== Recorded information ==

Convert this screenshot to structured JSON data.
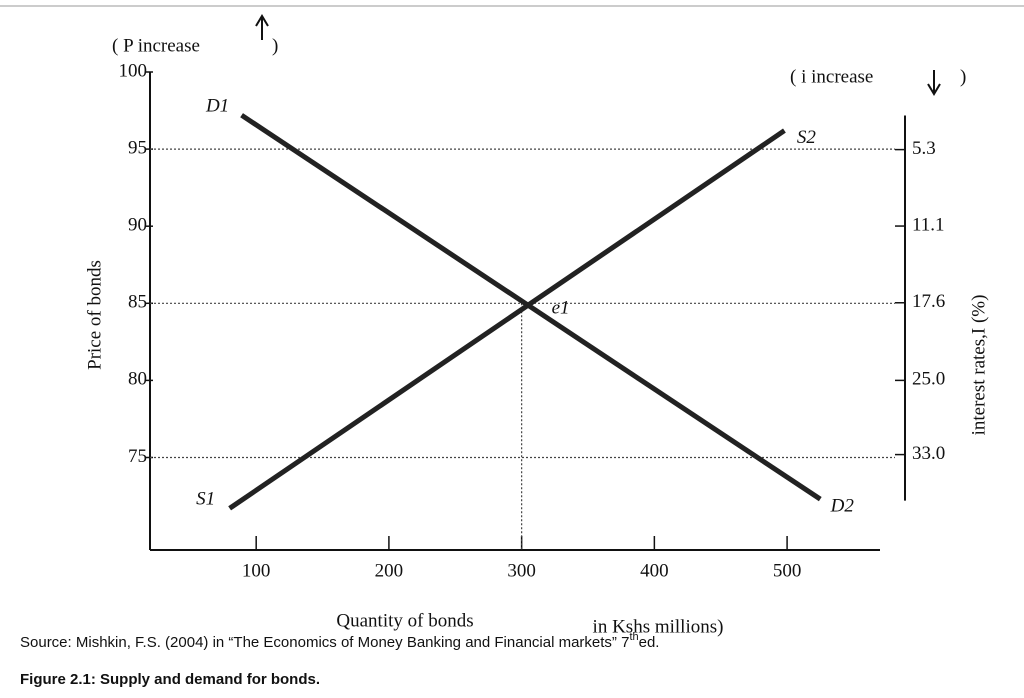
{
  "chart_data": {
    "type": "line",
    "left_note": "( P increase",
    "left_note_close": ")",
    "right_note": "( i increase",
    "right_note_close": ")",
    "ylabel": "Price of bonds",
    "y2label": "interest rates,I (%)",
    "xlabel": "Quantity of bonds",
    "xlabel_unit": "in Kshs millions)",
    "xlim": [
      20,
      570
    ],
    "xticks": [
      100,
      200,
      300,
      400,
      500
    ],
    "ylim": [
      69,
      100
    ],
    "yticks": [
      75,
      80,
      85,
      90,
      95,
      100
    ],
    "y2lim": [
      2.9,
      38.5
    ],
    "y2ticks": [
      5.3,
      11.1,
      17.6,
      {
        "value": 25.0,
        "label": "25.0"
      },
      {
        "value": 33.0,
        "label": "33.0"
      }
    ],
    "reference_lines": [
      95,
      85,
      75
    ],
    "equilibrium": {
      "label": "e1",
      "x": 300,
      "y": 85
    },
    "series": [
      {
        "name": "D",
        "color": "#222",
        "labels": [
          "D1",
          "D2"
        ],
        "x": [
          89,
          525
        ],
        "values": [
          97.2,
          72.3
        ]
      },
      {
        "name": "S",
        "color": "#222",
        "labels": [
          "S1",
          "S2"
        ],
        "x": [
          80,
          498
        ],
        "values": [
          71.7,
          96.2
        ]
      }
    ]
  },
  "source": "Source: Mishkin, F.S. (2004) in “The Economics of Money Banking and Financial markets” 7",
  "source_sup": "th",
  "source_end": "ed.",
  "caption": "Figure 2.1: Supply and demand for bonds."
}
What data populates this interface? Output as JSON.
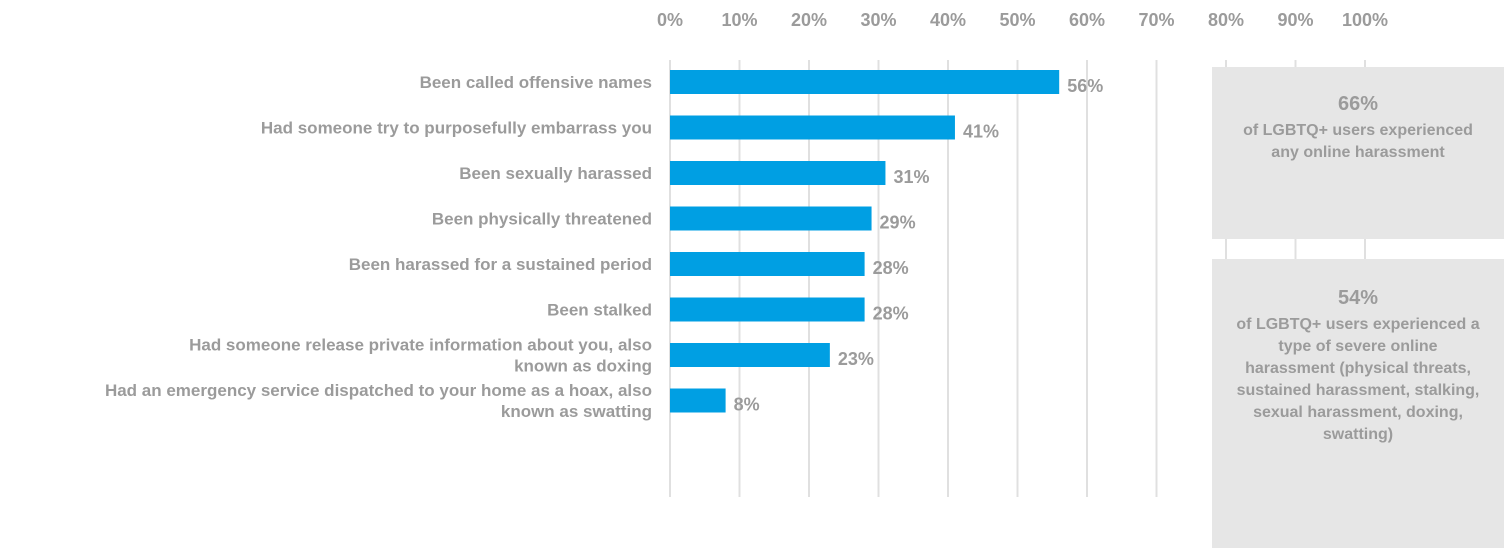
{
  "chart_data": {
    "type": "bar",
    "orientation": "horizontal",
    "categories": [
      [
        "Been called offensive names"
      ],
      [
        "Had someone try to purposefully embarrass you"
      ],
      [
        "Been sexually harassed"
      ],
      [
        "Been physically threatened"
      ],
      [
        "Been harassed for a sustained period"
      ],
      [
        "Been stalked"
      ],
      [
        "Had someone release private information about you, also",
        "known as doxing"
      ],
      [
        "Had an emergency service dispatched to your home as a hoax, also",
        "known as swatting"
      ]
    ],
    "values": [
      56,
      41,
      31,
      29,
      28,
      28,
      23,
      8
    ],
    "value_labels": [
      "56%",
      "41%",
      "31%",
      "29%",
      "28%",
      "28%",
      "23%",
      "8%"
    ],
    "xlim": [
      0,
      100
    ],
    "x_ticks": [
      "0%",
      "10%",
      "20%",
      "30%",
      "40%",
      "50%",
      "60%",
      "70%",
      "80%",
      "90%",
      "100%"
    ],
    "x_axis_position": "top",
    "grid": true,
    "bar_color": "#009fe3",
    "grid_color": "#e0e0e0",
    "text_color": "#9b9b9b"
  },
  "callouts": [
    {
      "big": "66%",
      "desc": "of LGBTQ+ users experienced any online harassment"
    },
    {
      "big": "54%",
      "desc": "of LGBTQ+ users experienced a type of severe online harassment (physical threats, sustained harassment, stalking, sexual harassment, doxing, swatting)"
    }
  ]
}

===

_Goal_
Repeat the records word for word. Any picture in them should be left out.

_Finished answer_
Convert this screenshot to structured JSON data.
{
  "chart_data": {
    "type": "line",
    "left_note": "( P increase",
    "left_note_close": ")",
    "right_note": "( i increase",
    "right_note_close": ")",
    "ylabel": "Price of bonds",
    "y2label": "interest rates,I (%)",
    "xlabel": "Quantity of bonds",
    "xlabel_unit": "in Kshs millions)",
    "xlim": [
      20,
      570
    ],
    "xticks": [
      100,
      200,
      300,
      400,
      500
    ],
    "ylim": [
      69,
      100
    ],
    "yticks": [
      75,
      80,
      85,
      90,
      95,
      100
    ],
    "y2lim": [
      2.9,
      38.5
    ],
    "y2ticks": [
      5.3,
      11.1,
      17.6,
      {
        "value": 25.0,
        "label": "25.0"
      },
      {
        "value": 33.0,
        "label": "33.0"
      }
    ],
    "reference_lines": [
      95,
      85,
      75
    ],
    "equilibrium": {
      "label": "e1",
      "x": 300,
      "y": 85
    },
    "series": [
      {
        "name": "D",
        "color": "#222",
        "labels": [
          "D1",
          "D2"
        ],
        "x": [
          89,
          525
        ],
        "values": [
          97.2,
          72.3
        ]
      },
      {
        "name": "S",
        "color": "#222",
        "labels": [
          "S1",
          "S2"
        ],
        "x": [
          80,
          498
        ],
        "values": [
          71.7,
          96.2
        ]
      }
    ]
  },
  "source": "Source: Mishkin, F.S. (2004) in “The Economics of Money Banking and Financial markets” 7",
  "source_sup": "th",
  "source_end": "ed.",
  "caption": "Figure 2.1: Supply and demand for bonds."
}
What data populates this interface? Output as JSON.
{
  "chart_data": {
    "type": "bar",
    "orientation": "horizontal",
    "categories": [
      [
        "Been called offensive names"
      ],
      [
        "Had someone try to purposefully embarrass you"
      ],
      [
        "Been sexually harassed"
      ],
      [
        "Been physically threatened"
      ],
      [
        "Been harassed for a sustained period"
      ],
      [
        "Been stalked"
      ],
      [
        "Had someone release private information about you, also",
        "known as doxing"
      ],
      [
        "Had an emergency service dispatched to your home as a hoax, also",
        "known as swatting"
      ]
    ],
    "values": [
      56,
      41,
      31,
      29,
      28,
      28,
      23,
      8
    ],
    "value_labels": [
      "56%",
      "41%",
      "31%",
      "29%",
      "28%",
      "28%",
      "23%",
      "8%"
    ],
    "xlim": [
      0,
      100
    ],
    "x_ticks": [
      "0%",
      "10%",
      "20%",
      "30%",
      "40%",
      "50%",
      "60%",
      "70%",
      "80%",
      "90%",
      "100%"
    ],
    "x_axis_position": "top",
    "grid": true,
    "bar_color": "#009fe3",
    "grid_color": "#e0e0e0",
    "text_color": "#9b9b9b"
  },
  "callouts": [
    {
      "big": "66%",
      "desc": "of LGBTQ+ users experienced any online harassment"
    },
    {
      "big": "54%",
      "desc": "of LGBTQ+ users experienced a type of severe online harassment (physical threats, sustained harassment, stalking, sexual harassment, doxing, swatting)"
    }
  ]
}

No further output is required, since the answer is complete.